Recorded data
○ ○ ○ ○ ○

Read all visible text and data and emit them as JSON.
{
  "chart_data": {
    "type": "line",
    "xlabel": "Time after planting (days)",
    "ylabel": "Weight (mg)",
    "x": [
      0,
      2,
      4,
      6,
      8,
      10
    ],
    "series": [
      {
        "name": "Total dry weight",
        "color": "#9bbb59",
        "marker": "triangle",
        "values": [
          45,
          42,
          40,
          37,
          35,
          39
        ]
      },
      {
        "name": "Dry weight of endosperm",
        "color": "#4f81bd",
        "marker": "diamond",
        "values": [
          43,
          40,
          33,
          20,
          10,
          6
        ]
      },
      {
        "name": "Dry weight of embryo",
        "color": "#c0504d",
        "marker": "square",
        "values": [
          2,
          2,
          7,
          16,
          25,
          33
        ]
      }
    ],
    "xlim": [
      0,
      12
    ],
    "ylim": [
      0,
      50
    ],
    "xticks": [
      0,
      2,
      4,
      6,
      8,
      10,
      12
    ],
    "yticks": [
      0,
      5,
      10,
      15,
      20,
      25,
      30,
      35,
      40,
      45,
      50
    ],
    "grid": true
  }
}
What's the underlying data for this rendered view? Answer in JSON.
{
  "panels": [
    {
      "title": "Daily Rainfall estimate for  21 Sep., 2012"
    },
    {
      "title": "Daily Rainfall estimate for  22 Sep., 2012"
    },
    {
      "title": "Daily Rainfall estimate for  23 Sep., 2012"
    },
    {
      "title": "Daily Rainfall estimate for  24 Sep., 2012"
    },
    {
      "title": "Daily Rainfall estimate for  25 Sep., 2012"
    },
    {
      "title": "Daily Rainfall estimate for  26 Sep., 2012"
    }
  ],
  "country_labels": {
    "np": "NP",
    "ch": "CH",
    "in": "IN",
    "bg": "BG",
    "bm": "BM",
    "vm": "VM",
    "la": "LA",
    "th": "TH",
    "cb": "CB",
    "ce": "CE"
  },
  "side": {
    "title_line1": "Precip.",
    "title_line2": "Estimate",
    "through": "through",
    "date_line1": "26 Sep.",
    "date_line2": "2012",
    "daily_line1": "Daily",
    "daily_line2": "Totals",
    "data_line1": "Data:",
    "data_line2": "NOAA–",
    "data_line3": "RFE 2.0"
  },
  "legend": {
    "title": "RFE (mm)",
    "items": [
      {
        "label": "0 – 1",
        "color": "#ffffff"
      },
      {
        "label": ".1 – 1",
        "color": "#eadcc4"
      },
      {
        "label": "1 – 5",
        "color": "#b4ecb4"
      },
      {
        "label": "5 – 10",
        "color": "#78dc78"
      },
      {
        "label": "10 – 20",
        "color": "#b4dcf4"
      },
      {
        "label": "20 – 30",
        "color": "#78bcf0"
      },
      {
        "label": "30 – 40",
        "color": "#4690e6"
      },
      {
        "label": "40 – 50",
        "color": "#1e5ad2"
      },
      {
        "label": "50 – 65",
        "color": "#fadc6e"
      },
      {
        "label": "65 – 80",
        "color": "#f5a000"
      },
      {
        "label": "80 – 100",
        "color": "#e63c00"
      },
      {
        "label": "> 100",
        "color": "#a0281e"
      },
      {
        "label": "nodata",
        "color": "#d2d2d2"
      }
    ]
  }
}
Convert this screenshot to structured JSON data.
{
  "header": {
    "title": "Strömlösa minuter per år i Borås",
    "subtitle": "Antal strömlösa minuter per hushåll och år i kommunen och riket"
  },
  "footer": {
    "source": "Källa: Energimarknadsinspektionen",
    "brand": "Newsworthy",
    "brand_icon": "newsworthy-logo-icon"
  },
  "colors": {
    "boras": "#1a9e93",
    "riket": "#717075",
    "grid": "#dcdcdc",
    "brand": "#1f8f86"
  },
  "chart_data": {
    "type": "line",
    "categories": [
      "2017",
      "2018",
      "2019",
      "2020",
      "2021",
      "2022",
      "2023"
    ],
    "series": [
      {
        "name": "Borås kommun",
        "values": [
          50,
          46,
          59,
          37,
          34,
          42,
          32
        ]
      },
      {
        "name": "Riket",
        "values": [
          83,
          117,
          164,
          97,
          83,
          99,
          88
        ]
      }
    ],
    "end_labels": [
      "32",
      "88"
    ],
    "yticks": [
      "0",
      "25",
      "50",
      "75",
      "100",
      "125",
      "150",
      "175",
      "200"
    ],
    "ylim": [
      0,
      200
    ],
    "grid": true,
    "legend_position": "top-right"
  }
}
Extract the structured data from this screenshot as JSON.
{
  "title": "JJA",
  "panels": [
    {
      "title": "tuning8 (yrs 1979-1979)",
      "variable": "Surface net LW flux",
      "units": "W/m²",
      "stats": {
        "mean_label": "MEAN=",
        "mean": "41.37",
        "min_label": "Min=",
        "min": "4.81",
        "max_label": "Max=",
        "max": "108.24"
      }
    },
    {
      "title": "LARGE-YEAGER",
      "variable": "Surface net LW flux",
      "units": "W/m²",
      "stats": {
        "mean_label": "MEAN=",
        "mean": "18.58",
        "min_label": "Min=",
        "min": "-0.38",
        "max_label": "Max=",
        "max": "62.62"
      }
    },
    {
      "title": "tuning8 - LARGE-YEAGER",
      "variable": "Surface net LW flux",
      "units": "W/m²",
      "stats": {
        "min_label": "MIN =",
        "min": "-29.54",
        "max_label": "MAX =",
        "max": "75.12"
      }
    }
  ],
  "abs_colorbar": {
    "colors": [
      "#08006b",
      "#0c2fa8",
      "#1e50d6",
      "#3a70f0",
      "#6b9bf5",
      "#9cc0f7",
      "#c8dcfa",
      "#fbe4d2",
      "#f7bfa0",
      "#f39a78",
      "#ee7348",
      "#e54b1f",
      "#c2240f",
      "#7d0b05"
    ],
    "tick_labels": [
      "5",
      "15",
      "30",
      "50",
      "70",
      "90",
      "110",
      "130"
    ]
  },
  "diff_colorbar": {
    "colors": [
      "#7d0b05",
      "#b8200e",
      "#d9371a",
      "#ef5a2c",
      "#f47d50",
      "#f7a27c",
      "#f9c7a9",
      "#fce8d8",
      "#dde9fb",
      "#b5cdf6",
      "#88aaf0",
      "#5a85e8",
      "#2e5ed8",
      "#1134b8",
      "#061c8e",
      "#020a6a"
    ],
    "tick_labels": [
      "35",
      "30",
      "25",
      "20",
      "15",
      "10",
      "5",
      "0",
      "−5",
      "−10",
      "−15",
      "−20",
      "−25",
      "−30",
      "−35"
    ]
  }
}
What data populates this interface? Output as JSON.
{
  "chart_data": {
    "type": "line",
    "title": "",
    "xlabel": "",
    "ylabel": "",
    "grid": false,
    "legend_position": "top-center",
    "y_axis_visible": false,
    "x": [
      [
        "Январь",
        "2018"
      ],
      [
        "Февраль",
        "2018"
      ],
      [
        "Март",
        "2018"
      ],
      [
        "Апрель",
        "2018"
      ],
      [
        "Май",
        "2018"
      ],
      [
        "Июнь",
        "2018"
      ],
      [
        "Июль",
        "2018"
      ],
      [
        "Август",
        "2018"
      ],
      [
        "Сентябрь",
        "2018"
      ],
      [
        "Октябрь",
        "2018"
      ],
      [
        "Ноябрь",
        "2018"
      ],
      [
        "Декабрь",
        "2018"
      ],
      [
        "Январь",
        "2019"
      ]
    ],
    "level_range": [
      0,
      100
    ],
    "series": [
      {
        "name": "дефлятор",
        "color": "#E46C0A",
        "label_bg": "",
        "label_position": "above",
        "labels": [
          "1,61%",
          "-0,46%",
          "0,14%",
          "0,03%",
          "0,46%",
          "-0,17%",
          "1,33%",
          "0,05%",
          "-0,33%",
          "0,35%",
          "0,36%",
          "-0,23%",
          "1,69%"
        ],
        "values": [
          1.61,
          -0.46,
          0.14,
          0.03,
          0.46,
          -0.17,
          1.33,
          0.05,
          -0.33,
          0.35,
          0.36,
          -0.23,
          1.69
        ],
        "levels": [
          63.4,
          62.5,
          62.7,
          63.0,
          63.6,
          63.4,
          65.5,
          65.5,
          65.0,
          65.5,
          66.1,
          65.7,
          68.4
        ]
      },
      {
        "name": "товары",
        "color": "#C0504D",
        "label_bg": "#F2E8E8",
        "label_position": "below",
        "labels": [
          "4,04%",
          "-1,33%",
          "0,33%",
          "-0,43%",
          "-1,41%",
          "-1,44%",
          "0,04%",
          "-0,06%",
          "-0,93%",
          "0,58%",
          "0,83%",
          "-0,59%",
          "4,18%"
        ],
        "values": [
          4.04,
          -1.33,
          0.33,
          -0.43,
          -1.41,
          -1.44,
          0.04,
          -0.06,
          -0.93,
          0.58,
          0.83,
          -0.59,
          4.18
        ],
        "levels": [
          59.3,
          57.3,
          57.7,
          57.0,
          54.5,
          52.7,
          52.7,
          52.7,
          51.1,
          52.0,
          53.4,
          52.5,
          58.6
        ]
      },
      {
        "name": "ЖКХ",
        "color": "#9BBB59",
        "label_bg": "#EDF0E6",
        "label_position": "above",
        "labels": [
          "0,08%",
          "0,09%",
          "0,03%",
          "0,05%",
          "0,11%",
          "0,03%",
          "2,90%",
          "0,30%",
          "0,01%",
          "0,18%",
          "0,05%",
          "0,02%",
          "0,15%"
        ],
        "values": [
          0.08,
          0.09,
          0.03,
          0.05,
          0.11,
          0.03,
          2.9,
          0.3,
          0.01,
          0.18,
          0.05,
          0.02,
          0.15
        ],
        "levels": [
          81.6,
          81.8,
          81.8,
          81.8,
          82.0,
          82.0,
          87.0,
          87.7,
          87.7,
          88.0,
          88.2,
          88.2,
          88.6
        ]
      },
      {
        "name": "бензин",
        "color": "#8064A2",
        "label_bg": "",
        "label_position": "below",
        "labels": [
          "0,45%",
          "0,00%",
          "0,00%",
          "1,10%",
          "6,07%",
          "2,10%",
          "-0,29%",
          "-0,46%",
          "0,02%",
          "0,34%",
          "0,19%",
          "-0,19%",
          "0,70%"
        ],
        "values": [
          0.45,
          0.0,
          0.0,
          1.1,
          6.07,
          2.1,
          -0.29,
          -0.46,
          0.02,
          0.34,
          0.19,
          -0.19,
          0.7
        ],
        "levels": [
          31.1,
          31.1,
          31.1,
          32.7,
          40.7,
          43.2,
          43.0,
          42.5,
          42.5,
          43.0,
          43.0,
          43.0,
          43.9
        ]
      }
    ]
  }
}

○ ○ ○ ○ ○

§ Task details
Determine how many lines of the listing above include the word "this", and report that number only.

§ Exercise response
4